## Records provided
╭──

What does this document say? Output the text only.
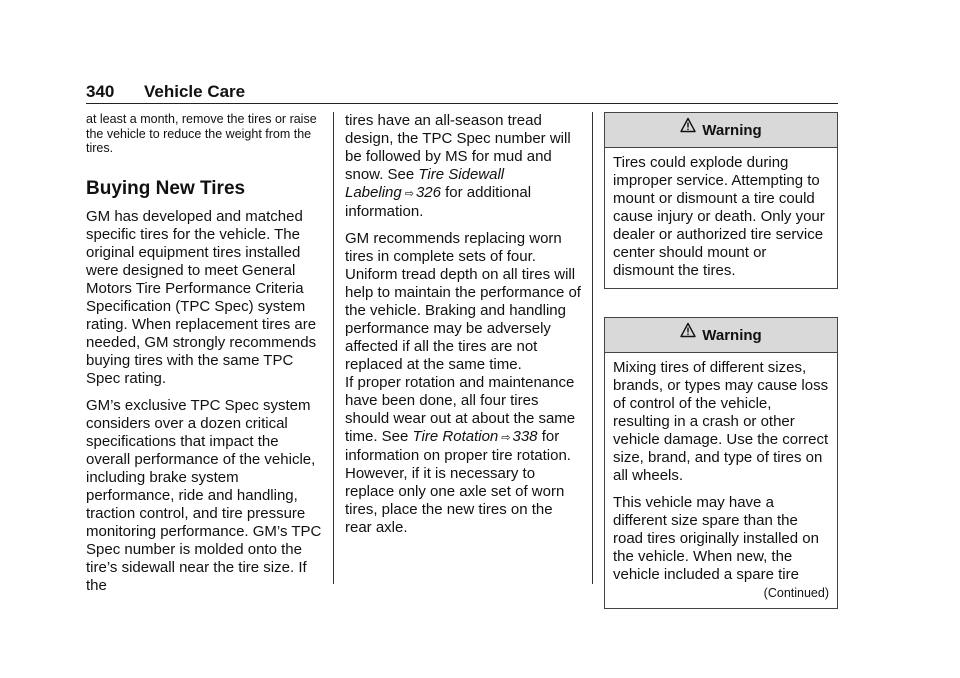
340 Vehicle Care

at least a month, remove the tires or raise the vehicle to reduce the weight from the tires.

Buying New Tires

GM has developed and matched specific tires for the vehicle. The original equipment tires installed were designed to meet General Motors Tire Performance Criteria Specification (TPC Spec) system rating. When replacement tires are needed, GM strongly recommends buying tires with the same TPC Spec rating.

GM’s exclusive TPC Spec system considers over a dozen critical specifications that impact the overall performance of the vehicle, including brake system performance, ride and handling, traction control, and tire pressure monitoring performance. GM’s TPC Spec number is molded onto the tire’s sidewall near the tire size. If the

tires have an all-season tread design, the TPC Spec number will be followed by MS for mud and snow. See Tire Sidewall Labeling ⇨ 326 for additional information.

GM recommends replacing worn tires in complete sets of four. Uniform tread depth on all tires will help to maintain the performance of the vehicle. Braking and handling performance may be adversely affected if all the tires are not replaced at the same time.

If proper rotation and maintenance have been done, all four tires should wear out at about the same time. See Tire Rotation ⇨ 338 for information on proper tire rotation. However, if it is necessary to replace only one axle set of worn tires, place the new tires on the rear axle.

Warning

Tires could explode during improper service. Attempting to mount or dismount a tire could cause injury or death. Only your dealer or authorized tire service center should mount or dismount the tires.

Warning

Mixing tires of different sizes, brands, or types may cause loss of control of the vehicle, resulting in a crash or other vehicle damage. Use the correct size, brand, and type of tires on all wheels.

This vehicle may have a different size spare than the road tires originally installed on the vehicle. When new, the vehicle included a spare tire

(Continued)
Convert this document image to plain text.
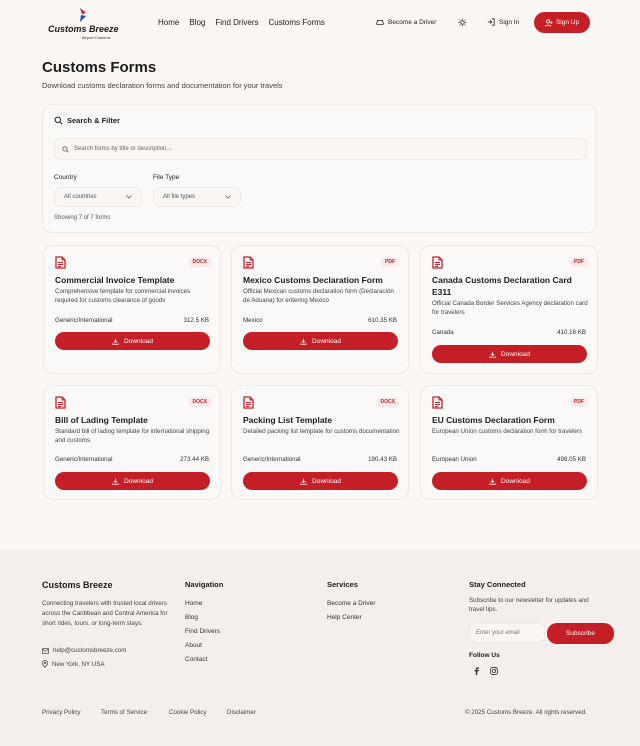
Customs Breeze
Airport Customs
Home Blog Find Drivers Customs Forms	Become a Driver	Sign In	Sign Up
Customs Forms

Download customs declaration forms and documentation for your travels

Search & Filter
Search forms by title or description...
Country
All countries
File Type
All file types
Showing 7 of 7 forms
DOCX
Commercial Invoice Template
Comprehensive template for commercial invoices required for customs clearance of goods
Generic/International	312.5 KB
Download
PDF
Mexico Customs Declaration Form
Official Mexican customs declaration form (Declaración de Aduana) for entering Mexico
Mexico	610.35 KB
Download
PDF
Canada Customs Declaration Card E311
Official Canada Border Services Agency declaration card for travelers
Canada	410.16 KB
Download
DOCX
Bill of Lading Template
Standard bill of lading template for international shipping and customs
Generic/International	273.44 KB
Download
DOCX
Packing List Template
Detailed packing list template for customs documentation
Generic/International	190.43 KB
Download
PDF
EU Customs Declaration Form
European Union customs declaration form for travelers
European Union	498.05 KB
Download
Customs Breeze

Connecting travelers with trusted local drivers across the Caribbean and Central America for short rides, tours, or long-term stays.

help@customsbreeze.com
New York, NY USA
Navigation
Home
Blog
Find Drivers
About
Contact
Services
Become a Driver
Help Center
Stay Connected

Subscribe to our newsletter for updates and travel tips.

Enter your email	Subscribe
Follow Us
Privacy Policy	Terms of Service	Cookie Policy	Disclaimer	© 2025 Customs Breeze. All rights reserved.
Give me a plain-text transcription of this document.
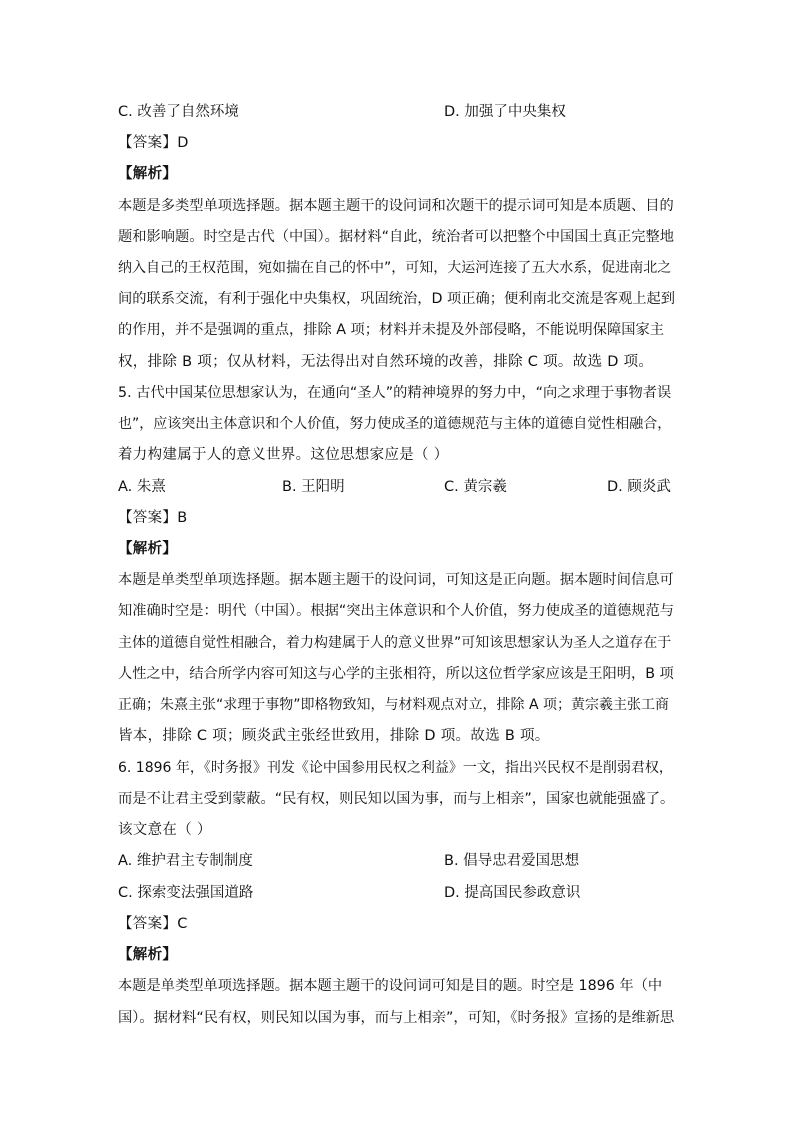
C. 改善了自然环境	D. 加强了中央集权
【答案】D
【解析】
本题是多类型单项选择题。据本题主题干的设问词和次题干的提示词可知是本质题、目的
题和影响题。时空是古代（中国）。据材料“自此，统治者可以把整个中国国土真正完整地
纳入自己的王权范围，宛如揣在自己的怀中”，可知，大运河连接了五大水系，促进南北之
间的联系交流，有利于强化中央集权，巩固统治，D 项正确；便利南北交流是客观上起到
的作用，并不是强调的重点，排除 A 项；材料并未提及外部侵略，不能说明保障国家主
权，排除 B 项；仅从材料，无法得出对自然环境的改善，排除 C 项。故选 D 项。
5. 古代中国某位思想家认为，在通向“圣人”的精神境界的努力中，“向之求理于事物者误
也”，应该突出主体意识和个人价值，努力使成圣的道德规范与主体的道德自觉性相融合，
着力构建属于人的意义世界。这位思想家应是（ ）
A. 朱熹	B. 王阳明	C. 黄宗羲	D. 顾炎武
【答案】B
【解析】
本题是单类型单项选择题。据本题主题干的设问词，可知这是正向题。据本题时间信息可
知准确时空是：明代（中国）。根据“突出主体意识和个人价值，努力使成圣的道德规范与
主体的道德自觉性相融合，着力构建属于人的意义世界”可知该思想家认为圣人之道存在于
人性之中，结合所学内容可知这与心学的主张相符，所以这位哲学家应该是王阳明，B 项
正确；朱熹主张“求理于事物”即格物致知，与材料观点对立，排除 A 项；黄宗羲主张工商
皆本，排除 C 项；顾炎武主张经世致用，排除 D 项。故选 B 项。
6. 1896 年，《时务报》刊发《论中国参用民权之利益》一文，指出兴民权不是削弱君权，
而是不让君主受到蒙蔽。“民有权，则民知以国为事，而与上相亲”，国家也就能强盛了。
该文意在（ ）
A. 维护君主专制制度	B. 倡导忠君爱国思想
C. 探索变法强国道路	D. 提高国民参政意识
【答案】C
【解析】
本题是单类型单项选择题。据本题主题干的设问词可知是目的题。时空是 1896 年（中
国）。据材料“民有权，则民知以国为事，而与上相亲”，可知，《时务报》宣扬的是维新思
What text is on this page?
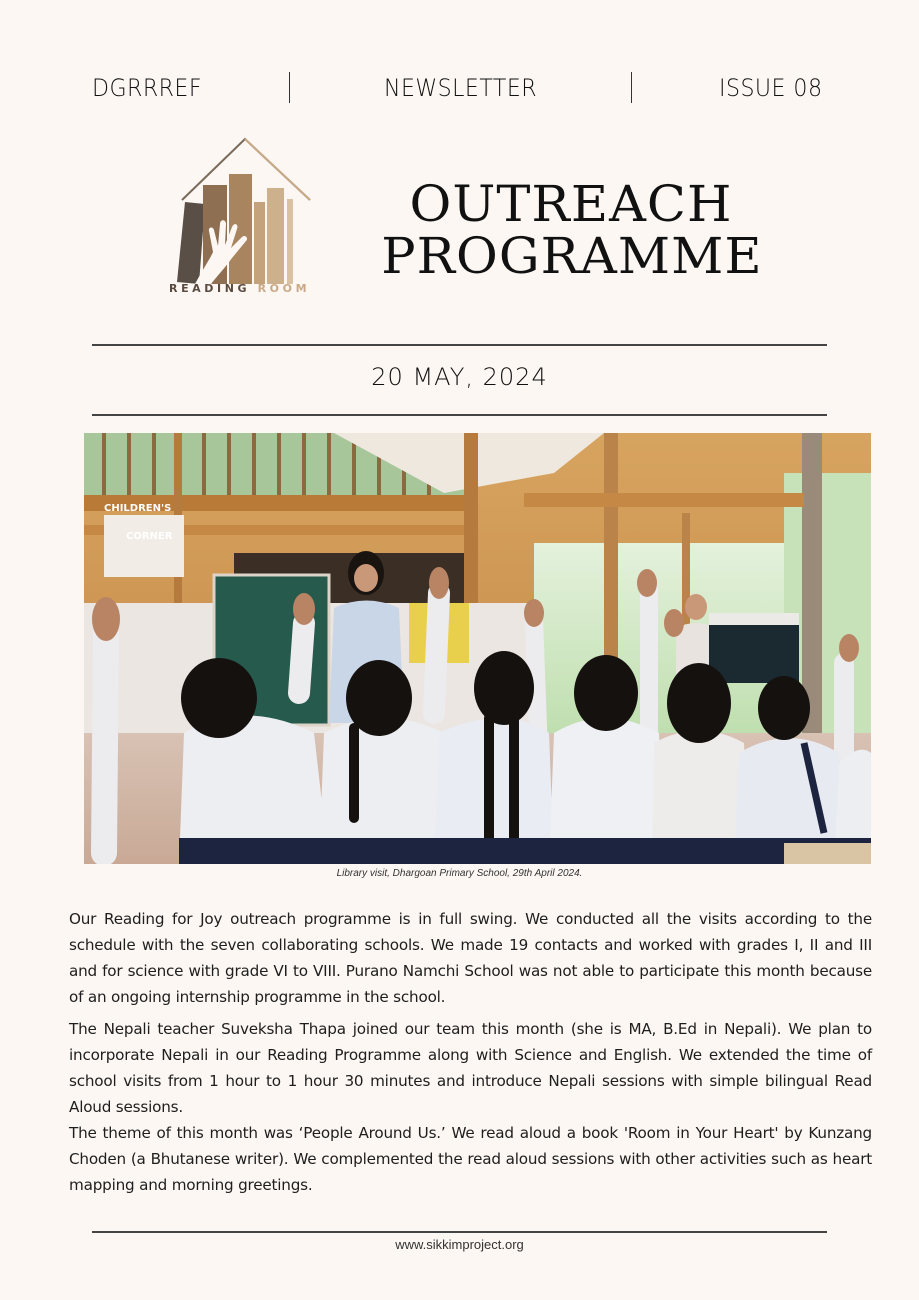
DGRRREF	NEWSLETTER	ISSUE 08
READING ROOM
OUTREACH
PROGRAMME
20 MAY, 2024
CHILDREN'S
CORNER
Library visit, Dhargoan Primary School, 29th April 2024.

Our Reading for Joy outreach programme is in full swing. We conducted all the visits according to the schedule with the seven collaborating schools. We made 19 contacts and worked with grades I, II and III and for science with grade VI to VIII. Purano Namchi School was not able to participate this month because of an ongoing internship programme in the school.

The Nepali teacher Suveksha Thapa joined our team this month (she is MA, B.Ed in Nepali). We plan to incorporate Nepali in our Reading Programme along with Science and English. We extended the time of school visits from 1 hour to 1 hour 30 minutes and introduce Nepali sessions with simple bilingual Read Aloud sessions.

The theme of this month was ‘People Around Us.’ We read aloud a book 'Room in Your Heart' by Kunzang Choden (a Bhutanese writer). We complemented the read aloud sessions with other activities such as heart mapping and morning greetings.

www.sikkimproject.org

╰──

## Directions
Lines containing the word "What" are to be tallied; report only the total.

## Solution for this exercise
2